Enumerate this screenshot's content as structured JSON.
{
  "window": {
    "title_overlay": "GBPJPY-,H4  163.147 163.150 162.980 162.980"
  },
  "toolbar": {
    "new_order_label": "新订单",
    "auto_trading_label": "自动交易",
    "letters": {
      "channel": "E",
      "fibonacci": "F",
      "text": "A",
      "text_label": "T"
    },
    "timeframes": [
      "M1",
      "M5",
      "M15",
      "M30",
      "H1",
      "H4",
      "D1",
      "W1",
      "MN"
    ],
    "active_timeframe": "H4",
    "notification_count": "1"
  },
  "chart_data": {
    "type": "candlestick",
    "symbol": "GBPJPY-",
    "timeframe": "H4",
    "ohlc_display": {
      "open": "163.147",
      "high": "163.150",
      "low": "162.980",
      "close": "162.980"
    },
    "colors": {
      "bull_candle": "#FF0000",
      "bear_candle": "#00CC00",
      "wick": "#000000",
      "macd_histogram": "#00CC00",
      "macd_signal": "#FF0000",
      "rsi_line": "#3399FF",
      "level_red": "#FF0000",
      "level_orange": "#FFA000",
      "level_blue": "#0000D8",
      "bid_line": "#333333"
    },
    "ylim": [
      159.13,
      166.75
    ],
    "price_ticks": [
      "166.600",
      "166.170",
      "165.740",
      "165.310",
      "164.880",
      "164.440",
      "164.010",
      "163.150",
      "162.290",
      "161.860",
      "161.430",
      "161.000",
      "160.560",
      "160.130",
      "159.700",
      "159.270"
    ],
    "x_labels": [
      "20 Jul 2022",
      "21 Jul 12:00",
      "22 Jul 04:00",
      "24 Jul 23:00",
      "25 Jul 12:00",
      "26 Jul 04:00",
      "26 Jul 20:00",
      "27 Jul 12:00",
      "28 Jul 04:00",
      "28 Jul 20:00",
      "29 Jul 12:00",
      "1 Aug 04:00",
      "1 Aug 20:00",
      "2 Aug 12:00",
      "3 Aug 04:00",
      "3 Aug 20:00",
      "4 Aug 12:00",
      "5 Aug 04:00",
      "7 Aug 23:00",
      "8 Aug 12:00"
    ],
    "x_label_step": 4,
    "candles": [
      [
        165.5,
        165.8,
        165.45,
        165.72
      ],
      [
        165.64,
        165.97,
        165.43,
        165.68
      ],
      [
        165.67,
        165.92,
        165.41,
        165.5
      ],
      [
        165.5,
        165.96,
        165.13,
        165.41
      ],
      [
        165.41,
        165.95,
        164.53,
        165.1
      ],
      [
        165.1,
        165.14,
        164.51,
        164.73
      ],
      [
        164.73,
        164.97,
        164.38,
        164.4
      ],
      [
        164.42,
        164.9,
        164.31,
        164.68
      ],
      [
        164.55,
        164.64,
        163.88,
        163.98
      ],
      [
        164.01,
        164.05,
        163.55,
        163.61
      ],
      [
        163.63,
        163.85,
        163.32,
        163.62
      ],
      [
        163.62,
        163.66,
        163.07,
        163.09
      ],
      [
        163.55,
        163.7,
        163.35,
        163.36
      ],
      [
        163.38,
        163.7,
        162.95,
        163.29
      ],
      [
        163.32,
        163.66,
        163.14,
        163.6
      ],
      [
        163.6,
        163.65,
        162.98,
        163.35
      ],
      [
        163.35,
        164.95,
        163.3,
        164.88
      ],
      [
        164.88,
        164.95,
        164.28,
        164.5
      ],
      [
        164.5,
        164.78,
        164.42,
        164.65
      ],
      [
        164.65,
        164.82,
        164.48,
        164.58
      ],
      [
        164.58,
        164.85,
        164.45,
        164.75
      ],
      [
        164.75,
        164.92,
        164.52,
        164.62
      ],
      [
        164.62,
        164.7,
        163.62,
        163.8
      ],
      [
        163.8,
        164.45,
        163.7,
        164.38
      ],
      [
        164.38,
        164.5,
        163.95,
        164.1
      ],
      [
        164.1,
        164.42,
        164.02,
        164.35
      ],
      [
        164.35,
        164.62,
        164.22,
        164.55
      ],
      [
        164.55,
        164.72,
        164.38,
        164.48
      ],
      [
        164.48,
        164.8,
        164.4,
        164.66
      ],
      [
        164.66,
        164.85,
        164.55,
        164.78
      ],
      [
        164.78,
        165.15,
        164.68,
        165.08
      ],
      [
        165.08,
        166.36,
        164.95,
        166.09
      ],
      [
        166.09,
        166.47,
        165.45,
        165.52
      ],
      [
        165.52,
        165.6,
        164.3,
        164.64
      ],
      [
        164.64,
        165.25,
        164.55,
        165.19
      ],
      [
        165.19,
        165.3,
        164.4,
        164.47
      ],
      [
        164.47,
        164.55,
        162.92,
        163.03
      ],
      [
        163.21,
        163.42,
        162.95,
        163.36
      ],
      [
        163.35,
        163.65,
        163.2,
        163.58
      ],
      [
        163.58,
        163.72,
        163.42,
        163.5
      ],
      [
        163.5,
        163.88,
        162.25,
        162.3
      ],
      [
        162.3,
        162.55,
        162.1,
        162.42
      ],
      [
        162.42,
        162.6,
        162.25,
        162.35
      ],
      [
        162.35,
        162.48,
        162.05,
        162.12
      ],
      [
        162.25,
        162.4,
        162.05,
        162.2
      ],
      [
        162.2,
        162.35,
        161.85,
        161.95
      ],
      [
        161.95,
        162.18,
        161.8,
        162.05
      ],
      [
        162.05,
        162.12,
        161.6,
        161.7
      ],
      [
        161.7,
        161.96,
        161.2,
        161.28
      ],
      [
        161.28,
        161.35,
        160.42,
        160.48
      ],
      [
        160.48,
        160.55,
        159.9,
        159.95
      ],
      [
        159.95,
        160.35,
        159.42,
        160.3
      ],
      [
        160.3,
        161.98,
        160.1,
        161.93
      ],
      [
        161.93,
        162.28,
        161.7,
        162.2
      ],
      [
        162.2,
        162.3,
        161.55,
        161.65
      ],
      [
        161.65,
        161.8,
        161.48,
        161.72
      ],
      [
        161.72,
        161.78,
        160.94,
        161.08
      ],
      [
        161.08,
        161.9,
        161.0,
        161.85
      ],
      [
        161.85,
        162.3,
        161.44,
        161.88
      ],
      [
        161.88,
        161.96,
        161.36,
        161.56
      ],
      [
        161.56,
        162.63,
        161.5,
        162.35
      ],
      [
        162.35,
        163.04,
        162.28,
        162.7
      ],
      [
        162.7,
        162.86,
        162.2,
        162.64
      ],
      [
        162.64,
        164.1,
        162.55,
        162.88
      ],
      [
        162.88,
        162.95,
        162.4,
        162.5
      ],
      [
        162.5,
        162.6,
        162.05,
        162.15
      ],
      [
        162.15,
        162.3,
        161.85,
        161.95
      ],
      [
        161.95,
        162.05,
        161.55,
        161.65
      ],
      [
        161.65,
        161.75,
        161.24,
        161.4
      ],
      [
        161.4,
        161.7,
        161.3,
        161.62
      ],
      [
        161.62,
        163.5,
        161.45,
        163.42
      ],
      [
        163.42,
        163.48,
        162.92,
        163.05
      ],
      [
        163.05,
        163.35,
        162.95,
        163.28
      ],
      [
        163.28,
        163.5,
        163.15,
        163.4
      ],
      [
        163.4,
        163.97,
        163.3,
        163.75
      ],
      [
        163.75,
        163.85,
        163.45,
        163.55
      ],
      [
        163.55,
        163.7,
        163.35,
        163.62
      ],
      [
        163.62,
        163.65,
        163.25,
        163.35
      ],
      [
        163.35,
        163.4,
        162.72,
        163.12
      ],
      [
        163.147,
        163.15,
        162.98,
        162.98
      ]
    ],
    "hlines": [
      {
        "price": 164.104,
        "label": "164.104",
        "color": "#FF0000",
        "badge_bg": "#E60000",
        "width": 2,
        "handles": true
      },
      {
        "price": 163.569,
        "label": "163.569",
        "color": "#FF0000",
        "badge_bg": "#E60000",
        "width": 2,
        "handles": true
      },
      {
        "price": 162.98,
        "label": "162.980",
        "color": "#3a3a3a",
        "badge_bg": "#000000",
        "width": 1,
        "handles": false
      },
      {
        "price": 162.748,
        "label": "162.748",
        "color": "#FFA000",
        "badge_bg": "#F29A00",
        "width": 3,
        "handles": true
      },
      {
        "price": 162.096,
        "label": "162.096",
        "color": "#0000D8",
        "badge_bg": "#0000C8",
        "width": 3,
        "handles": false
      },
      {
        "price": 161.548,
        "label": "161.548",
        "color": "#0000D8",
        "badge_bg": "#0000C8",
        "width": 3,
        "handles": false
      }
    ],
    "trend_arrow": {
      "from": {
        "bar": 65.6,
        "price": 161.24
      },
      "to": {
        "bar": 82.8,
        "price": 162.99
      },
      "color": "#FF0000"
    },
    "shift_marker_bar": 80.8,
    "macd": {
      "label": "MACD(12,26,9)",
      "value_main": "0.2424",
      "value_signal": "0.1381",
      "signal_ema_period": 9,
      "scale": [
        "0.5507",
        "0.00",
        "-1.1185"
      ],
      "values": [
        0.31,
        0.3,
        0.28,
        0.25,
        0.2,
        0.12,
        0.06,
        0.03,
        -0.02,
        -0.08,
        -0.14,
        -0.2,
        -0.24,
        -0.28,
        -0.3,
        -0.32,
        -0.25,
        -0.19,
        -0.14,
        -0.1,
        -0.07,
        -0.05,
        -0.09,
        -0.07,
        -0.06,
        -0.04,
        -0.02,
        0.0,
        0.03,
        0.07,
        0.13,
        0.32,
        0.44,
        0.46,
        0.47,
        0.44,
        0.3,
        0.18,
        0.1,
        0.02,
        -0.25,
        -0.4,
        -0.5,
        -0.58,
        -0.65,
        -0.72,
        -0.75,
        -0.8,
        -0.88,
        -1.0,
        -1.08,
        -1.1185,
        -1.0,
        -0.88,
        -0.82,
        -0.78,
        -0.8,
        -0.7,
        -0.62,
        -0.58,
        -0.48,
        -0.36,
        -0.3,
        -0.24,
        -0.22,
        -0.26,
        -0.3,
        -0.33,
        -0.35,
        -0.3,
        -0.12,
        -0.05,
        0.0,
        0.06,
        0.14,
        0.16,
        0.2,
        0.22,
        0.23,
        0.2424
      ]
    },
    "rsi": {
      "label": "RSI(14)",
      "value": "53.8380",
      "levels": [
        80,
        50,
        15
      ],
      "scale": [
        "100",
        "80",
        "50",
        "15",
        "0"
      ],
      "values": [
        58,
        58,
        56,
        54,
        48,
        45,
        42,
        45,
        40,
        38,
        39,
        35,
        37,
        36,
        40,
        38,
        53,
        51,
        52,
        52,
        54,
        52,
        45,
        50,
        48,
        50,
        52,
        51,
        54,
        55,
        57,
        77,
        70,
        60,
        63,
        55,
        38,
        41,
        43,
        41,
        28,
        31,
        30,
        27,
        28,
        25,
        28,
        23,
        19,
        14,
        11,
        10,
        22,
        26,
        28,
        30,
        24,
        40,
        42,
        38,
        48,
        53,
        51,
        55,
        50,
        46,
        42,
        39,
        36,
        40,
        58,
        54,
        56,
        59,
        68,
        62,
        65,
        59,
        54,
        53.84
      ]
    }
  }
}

···

Find the number of lines in which the word "GBPJPY" occurs, and write nothing but that number.

• OUTPUT OF THE EXERCISE
2